**THE EXERCISE**
Copy each line exactly. Drop every picture.

**INFORMATION SHOWN**
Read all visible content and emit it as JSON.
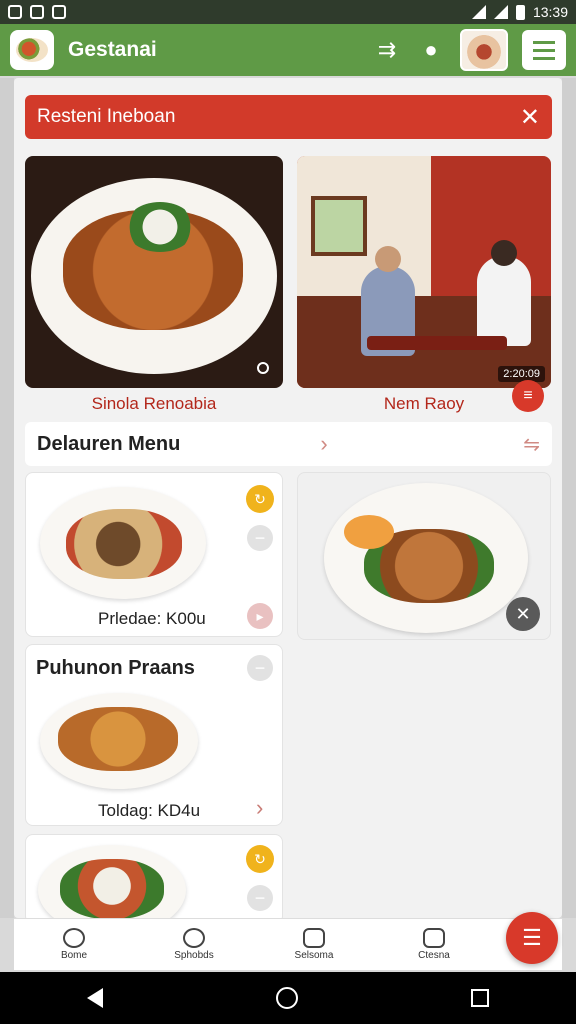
{
  "status_bar": {
    "time": "13:39"
  },
  "app_bar": {
    "title": "Gestanai",
    "icons": [
      "logo-icon",
      "share-icon",
      "profile-icon",
      "avatar-thumb",
      "menu-icon"
    ]
  },
  "banner": {
    "text": "Resteni Ineboan",
    "close": "✕"
  },
  "featured": [
    {
      "caption": "Sinola Renoabia",
      "badge": "",
      "kind": "food-photo"
    },
    {
      "caption": "Nem Raoy",
      "badge": "2:20:09",
      "kind": "restaurant-photo"
    }
  ],
  "section": {
    "title": "Delauren Menu",
    "chevron": "›",
    "filter": "⇋"
  },
  "menu_items": [
    {
      "title": "",
      "price": "Prledae:  K00u",
      "action": "↻"
    },
    {
      "title": "",
      "price": "",
      "action": "✕"
    },
    {
      "title": "Puhunon Praans",
      "price": "Toldag:  KD4u",
      "action": "›"
    },
    {
      "title": "",
      "price": "",
      "action": "↻"
    }
  ],
  "bottom_nav": [
    {
      "label": "Bome",
      "icon": "home-icon"
    },
    {
      "label": "Sphobds",
      "icon": "settings-icon"
    },
    {
      "label": "Selsoma",
      "icon": "edit-icon"
    },
    {
      "label": "Ctesna",
      "icon": "calendar-icon"
    }
  ],
  "fab": {
    "glyph": "☰"
  },
  "colors": {
    "app_green": "#5f9a46",
    "accent_red": "#d23a2a",
    "price_text": "#222222",
    "caption_red": "#b3271b"
  }
}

**THE COMPLETED TASK**
Read all visible content and emit it as JSON.
{
  "status_bar": {
    "time": "13:39"
  },
  "app_bar": {
    "title": "Gestanai",
    "icons": [
      "logo-icon",
      "share-icon",
      "profile-icon",
      "avatar-thumb",
      "menu-icon"
    ]
  },
  "banner": {
    "text": "Resteni Ineboan",
    "close": "✕"
  },
  "featured": [
    {
      "caption": "Sinola Renoabia",
      "badge": "",
      "kind": "food-photo"
    },
    {
      "caption": "Nem Raoy",
      "badge": "2:20:09",
      "kind": "restaurant-photo"
    }
  ],
  "section": {
    "title": "Delauren Menu",
    "chevron": "›",
    "filter": "⇋"
  },
  "menu_items": [
    {
      "title": "",
      "price": "Prledae:  K00u",
      "action": "↻"
    },
    {
      "title": "",
      "price": "",
      "action": "✕"
    },
    {
      "title": "Puhunon Praans",
      "price": "Toldag:  KD4u",
      "action": "›"
    },
    {
      "title": "",
      "price": "",
      "action": "↻"
    }
  ],
  "bottom_nav": [
    {
      "label": "Bome",
      "icon": "home-icon"
    },
    {
      "label": "Sphobds",
      "icon": "settings-icon"
    },
    {
      "label": "Selsoma",
      "icon": "edit-icon"
    },
    {
      "label": "Ctesna",
      "icon": "calendar-icon"
    }
  ],
  "fab": {
    "glyph": "☰"
  },
  "colors": {
    "app_green": "#5f9a46",
    "accent_red": "#d23a2a",
    "price_text": "#222222",
    "caption_red": "#b3271b"
  }
}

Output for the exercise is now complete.